If a workaround is needed for mmap, then why not change tpacket_snd?

Also, is this workaround actually working for all the cases? Because
packet_get_status is not being touched in your patch.

Also, I don't see any changes for the Rx-path. Is that working ok?


Chetan Loke

^ permalink raw reply	[flat|nested] 19+ messages in thread

* Re: FW: [PATCH] af_packet: flush complete kernel cache in packet_sendmsg
  2011-09-02 14:00       ` FW: " chetan loke
@ 2011-09-02 15:31         ` Phil Sutter
  2011-09-02 16:49           ` chetan loke
  0 siblings, 1 reply; 19+ messages in thread
From: Phil Sutter @ 2011-09-02 15:31 UTC (permalink / raw)
  To: chetan loke; +Cc: linux-arm-kernel, netdev, linux, davem

On Fri, Sep 02, 2011 at 10:00:16AM -0400, chetan loke wrote:
> >
> > This flushes the cache before and after accessing the mmapped packet
> > buffer. It seems like the call to flush_dcache_page from inside
> > __packet_get_status is not enough on Kirkwood (or ARM in general).

* _SUPPLIED DATA_:

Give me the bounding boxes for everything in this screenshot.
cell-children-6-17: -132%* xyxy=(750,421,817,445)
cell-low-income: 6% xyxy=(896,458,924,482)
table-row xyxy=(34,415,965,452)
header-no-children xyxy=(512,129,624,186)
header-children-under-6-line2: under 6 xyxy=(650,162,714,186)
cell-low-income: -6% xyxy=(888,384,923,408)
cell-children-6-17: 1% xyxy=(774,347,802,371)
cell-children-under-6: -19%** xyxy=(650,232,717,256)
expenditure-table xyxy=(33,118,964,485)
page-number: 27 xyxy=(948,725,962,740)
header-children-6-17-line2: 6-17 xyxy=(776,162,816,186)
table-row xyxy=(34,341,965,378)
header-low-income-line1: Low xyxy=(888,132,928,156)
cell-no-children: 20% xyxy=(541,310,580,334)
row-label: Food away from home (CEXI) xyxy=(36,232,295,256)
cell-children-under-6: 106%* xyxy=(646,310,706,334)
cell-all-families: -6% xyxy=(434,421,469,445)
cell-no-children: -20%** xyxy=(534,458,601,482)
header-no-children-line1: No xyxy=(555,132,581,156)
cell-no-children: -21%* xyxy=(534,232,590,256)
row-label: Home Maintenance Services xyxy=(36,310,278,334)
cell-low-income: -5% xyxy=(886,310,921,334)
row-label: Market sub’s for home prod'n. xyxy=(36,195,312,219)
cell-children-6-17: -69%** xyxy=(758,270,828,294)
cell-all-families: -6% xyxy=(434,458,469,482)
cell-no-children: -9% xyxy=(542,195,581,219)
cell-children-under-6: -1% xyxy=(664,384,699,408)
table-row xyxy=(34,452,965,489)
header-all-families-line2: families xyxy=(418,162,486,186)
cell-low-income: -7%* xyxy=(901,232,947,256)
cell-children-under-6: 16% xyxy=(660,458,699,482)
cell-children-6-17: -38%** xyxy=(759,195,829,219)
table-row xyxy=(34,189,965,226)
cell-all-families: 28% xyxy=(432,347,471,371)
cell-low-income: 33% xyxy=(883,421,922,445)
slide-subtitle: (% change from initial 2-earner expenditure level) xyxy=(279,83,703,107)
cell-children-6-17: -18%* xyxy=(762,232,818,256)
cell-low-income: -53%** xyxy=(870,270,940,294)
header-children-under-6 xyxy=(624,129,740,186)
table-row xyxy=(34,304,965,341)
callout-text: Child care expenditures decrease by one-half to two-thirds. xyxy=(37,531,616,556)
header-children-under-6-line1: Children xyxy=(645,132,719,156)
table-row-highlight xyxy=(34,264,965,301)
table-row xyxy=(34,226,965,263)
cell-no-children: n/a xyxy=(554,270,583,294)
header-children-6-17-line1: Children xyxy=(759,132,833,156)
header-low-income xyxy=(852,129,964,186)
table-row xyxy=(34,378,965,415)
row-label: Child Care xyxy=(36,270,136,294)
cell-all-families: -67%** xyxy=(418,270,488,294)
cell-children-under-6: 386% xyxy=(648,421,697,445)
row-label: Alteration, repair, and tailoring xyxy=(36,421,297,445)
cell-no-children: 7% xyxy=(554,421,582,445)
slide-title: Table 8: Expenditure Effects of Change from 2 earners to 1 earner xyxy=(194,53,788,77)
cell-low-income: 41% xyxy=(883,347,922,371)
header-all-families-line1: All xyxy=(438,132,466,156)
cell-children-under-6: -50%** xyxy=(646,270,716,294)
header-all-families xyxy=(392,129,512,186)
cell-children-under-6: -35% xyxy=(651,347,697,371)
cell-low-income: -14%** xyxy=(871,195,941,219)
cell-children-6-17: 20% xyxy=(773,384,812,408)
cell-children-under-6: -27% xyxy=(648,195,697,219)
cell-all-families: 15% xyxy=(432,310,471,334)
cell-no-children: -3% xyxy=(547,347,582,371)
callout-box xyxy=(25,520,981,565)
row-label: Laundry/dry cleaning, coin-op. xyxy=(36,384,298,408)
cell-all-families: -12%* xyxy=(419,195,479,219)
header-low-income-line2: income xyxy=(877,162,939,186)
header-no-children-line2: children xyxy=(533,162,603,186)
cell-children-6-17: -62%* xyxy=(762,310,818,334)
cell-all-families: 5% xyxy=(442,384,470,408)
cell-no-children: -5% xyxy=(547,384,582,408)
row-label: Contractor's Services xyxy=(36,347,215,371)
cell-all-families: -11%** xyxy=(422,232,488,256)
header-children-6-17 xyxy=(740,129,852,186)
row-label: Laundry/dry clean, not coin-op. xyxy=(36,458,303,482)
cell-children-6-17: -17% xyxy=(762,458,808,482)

* _REQUIRED TASK 1_:
Reproduce the af_packet discussion between "Also, is this" and "that working ok?", inclusive, updated so that "Tx-path" stands in place of "Rx-path".
* _REQUIRED TASK 2_:
Copy out each line of the entries that contains the string "Services", treating case as significant.

* _COMPLETE ANSWER 1_:
Also, is this workaround actually working for all the cases? Because
packet_get_status is not being touched in your patch.

Also, I don't see any changes for the Tx-path. Is that working ok?

* _COMPLETE ANSWER 2_:
row-label: Home Maintenance Services xyxy=(36,310,278,334)
row-label: Contractor's Services xyxy=(36,347,215,371)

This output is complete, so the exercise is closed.